(Box annotation data)
>>

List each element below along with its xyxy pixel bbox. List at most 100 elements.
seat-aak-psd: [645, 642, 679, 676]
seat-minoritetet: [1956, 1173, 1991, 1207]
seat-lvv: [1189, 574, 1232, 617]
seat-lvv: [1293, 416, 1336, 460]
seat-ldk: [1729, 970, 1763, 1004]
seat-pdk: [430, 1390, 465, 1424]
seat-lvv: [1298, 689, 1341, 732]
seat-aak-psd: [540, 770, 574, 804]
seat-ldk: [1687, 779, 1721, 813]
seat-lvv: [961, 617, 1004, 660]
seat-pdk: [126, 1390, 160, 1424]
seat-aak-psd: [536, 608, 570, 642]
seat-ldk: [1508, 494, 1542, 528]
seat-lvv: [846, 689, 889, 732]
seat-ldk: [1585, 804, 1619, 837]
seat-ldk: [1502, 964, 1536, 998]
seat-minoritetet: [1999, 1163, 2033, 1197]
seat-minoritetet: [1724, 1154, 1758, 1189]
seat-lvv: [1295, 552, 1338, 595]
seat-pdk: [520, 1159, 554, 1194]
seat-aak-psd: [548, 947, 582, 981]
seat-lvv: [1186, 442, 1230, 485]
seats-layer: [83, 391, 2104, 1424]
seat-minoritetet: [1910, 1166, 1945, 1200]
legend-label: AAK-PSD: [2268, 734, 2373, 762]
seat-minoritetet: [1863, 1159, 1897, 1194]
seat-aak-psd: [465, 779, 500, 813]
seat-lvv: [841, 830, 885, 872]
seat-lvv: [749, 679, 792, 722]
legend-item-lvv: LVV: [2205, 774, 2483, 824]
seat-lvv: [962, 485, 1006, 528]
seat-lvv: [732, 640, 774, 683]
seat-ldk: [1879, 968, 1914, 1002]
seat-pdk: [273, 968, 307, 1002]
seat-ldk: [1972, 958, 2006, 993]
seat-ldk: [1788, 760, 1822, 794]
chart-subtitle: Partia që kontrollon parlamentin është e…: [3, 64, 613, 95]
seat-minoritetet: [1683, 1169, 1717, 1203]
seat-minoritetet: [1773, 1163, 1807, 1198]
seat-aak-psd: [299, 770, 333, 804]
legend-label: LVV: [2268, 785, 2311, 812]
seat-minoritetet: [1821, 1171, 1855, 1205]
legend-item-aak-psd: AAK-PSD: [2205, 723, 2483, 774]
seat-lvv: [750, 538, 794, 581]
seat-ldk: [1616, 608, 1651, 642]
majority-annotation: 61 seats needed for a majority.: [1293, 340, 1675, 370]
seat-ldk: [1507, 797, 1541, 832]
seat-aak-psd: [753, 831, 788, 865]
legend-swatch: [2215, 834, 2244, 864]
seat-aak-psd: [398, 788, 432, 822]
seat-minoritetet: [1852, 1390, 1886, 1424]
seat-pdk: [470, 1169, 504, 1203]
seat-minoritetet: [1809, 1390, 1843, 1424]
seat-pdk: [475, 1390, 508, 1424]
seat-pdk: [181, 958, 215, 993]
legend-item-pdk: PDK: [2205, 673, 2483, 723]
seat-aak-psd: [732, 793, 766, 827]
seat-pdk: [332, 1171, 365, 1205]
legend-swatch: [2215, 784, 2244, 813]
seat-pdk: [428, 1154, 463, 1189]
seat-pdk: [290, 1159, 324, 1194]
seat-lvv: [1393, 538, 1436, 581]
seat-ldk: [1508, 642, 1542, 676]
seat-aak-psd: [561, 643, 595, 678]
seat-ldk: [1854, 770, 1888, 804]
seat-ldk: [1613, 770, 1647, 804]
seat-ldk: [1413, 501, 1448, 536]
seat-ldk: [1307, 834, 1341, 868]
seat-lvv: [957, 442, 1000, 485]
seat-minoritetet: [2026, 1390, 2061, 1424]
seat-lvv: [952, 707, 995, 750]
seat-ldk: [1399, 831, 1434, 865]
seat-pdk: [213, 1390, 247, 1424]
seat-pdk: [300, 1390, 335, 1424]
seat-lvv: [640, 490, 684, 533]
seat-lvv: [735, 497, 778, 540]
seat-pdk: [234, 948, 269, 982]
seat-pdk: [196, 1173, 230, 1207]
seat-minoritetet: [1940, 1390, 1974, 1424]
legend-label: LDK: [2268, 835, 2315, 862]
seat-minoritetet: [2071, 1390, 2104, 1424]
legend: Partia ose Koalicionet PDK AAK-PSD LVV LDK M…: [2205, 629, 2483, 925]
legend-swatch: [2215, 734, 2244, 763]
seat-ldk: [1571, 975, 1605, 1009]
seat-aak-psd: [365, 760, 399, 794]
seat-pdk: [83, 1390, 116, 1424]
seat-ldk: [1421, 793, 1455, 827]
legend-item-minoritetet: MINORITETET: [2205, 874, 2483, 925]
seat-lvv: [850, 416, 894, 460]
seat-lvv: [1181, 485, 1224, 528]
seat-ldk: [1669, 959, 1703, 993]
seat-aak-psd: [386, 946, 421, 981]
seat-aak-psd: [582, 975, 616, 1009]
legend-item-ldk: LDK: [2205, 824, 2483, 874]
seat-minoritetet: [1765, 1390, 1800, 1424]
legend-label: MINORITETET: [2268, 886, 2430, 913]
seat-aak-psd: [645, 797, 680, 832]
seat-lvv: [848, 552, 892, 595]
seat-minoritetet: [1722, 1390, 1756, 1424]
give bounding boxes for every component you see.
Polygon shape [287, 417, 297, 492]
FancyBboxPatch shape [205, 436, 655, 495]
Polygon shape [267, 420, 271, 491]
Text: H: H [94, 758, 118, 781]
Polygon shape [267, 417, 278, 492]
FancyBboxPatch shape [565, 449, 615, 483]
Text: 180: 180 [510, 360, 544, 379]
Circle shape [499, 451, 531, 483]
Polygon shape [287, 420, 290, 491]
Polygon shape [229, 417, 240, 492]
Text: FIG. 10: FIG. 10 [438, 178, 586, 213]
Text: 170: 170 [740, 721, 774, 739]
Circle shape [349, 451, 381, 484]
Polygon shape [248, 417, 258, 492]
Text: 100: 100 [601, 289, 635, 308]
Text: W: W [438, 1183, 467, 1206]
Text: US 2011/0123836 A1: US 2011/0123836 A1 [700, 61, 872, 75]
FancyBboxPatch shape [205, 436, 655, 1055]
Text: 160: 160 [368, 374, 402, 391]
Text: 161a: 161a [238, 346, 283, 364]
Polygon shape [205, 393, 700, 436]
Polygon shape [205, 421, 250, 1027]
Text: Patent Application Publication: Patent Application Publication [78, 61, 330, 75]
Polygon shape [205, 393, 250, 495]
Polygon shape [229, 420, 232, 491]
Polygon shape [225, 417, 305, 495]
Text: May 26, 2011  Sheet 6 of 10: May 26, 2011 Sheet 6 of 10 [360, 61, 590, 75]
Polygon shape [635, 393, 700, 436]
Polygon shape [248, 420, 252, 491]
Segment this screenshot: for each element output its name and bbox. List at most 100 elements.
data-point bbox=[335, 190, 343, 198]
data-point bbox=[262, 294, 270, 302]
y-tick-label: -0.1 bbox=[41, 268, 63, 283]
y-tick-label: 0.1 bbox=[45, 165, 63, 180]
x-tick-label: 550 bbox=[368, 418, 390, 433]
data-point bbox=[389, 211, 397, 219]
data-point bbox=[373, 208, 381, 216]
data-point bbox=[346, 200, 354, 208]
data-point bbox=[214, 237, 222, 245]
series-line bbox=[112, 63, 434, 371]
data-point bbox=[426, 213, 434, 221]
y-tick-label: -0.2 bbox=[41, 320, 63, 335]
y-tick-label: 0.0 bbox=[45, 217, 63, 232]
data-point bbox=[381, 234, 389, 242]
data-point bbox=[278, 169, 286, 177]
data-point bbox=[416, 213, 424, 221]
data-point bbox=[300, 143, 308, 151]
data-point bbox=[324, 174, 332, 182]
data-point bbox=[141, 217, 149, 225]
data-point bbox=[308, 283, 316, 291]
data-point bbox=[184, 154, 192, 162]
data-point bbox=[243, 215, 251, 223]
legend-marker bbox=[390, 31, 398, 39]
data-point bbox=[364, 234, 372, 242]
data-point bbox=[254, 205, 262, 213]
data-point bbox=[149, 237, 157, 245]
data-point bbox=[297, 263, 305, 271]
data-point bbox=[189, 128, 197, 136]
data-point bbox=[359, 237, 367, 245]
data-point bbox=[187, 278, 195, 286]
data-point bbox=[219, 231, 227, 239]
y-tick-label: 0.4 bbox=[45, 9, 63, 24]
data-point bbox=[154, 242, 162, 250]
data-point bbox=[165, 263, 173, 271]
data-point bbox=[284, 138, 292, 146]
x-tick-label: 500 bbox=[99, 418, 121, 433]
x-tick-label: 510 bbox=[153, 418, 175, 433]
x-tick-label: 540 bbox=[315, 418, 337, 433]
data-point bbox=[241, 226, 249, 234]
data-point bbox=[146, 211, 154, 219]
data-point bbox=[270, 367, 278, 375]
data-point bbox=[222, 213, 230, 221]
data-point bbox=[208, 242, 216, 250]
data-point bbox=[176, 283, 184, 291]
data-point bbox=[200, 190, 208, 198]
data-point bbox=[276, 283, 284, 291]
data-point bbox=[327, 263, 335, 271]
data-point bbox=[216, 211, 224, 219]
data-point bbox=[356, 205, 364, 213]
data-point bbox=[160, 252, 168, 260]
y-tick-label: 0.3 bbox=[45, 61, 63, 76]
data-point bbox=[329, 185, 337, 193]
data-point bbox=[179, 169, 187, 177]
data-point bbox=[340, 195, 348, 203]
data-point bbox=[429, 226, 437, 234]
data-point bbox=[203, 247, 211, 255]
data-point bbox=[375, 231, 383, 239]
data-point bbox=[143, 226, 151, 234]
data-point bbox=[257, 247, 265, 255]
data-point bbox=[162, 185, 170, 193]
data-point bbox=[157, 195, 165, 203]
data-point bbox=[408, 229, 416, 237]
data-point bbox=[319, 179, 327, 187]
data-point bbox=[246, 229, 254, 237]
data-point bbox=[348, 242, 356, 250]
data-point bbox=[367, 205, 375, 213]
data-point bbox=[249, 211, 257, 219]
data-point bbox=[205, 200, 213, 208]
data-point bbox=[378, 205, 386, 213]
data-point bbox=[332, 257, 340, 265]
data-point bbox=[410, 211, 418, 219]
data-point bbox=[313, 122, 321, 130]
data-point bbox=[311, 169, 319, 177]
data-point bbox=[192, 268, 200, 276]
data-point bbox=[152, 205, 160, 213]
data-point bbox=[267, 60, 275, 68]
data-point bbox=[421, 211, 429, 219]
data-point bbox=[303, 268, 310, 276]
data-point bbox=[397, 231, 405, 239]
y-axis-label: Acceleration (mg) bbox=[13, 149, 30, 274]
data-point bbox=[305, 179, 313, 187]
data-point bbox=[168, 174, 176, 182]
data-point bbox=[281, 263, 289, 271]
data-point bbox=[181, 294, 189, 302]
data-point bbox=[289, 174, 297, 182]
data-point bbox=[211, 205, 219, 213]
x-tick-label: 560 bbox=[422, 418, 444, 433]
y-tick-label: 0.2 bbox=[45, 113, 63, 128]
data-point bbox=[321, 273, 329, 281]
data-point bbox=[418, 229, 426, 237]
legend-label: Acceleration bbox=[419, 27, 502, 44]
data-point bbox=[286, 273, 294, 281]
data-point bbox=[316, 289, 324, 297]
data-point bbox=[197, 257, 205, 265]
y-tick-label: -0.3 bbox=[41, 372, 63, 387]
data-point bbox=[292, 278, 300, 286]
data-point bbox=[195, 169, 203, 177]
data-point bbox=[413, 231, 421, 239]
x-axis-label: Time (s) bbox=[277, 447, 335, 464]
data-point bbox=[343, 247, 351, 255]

<<

▶ [EXERCISE] Reproduce the rows from the first one up to and including the line with "seat-aak-psd: [299, 770, 333, 804]", changing every "seat-pdk" to "seat-PDK" and leaving the rest unchanged. Give only those lines.

▶ [SOLUTION FOR THIS PROBLEM]
List each element below along with its xyxy pixel bbox. List at most 100 elements.
seat-aak-psd: [645, 642, 679, 676]
seat-minoritetet: [1956, 1173, 1991, 1207]
seat-lvv: [1189, 574, 1232, 617]
seat-lvv: [1293, 416, 1336, 460]
seat-ldk: [1729, 970, 1763, 1004]
seat-PDK: [430, 1390, 465, 1424]
seat-lvv: [1298, 689, 1341, 732]
seat-aak-psd: [540, 770, 574, 804]
seat-ldk: [1687, 779, 1721, 813]
seat-lvv: [961, 617, 1004, 660]
seat-PDK: [126, 1390, 160, 1424]
seat-aak-psd: [536, 608, 570, 642]
seat-ldk: [1508, 494, 1542, 528]
seat-lvv: [846, 689, 889, 732]
seat-ldk: [1585, 804, 1619, 837]
seat-ldk: [1502, 964, 1536, 998]
seat-minoritetet: [1999, 1163, 2033, 1197]
seat-minoritetet: [1724, 1154, 1758, 1189]
seat-lvv: [1295, 552, 1338, 595]
seat-PDK: [520, 1159, 554, 1194]
seat-aak-psd: [548, 947, 582, 981]
seat-lvv: [1186, 442, 1230, 485]
seats-layer: [83, 391, 2104, 1424]
seat-minoritetet: [1910, 1166, 1945, 1200]
legend-label: AAK-PSD: [2268, 734, 2373, 762]
seat-minoritetet: [1863, 1159, 1897, 1194]
seat-aak-psd: [465, 779, 500, 813]
seat-lvv: [841, 830, 885, 872]
seat-lvv: [749, 679, 792, 722]
legend-item-lvv: LVV: [2205, 774, 2483, 824]
seat-lvv: [962, 485, 1006, 528]
seat-lvv: [732, 640, 774, 683]
seat-ldk: [1879, 968, 1914, 1002]
seat-PDK: [273, 968, 307, 1002]
seat-ldk: [1972, 958, 2006, 993]
seat-ldk: [1788, 760, 1822, 794]
chart-subtitle: Partia që kontrollon parlamentin është e…: [3, 64, 613, 95]
seat-minoritetet: [1683, 1169, 1717, 1203]
seat-minoritetet: [1773, 1163, 1807, 1198]
seat-aak-psd: [299, 770, 333, 804]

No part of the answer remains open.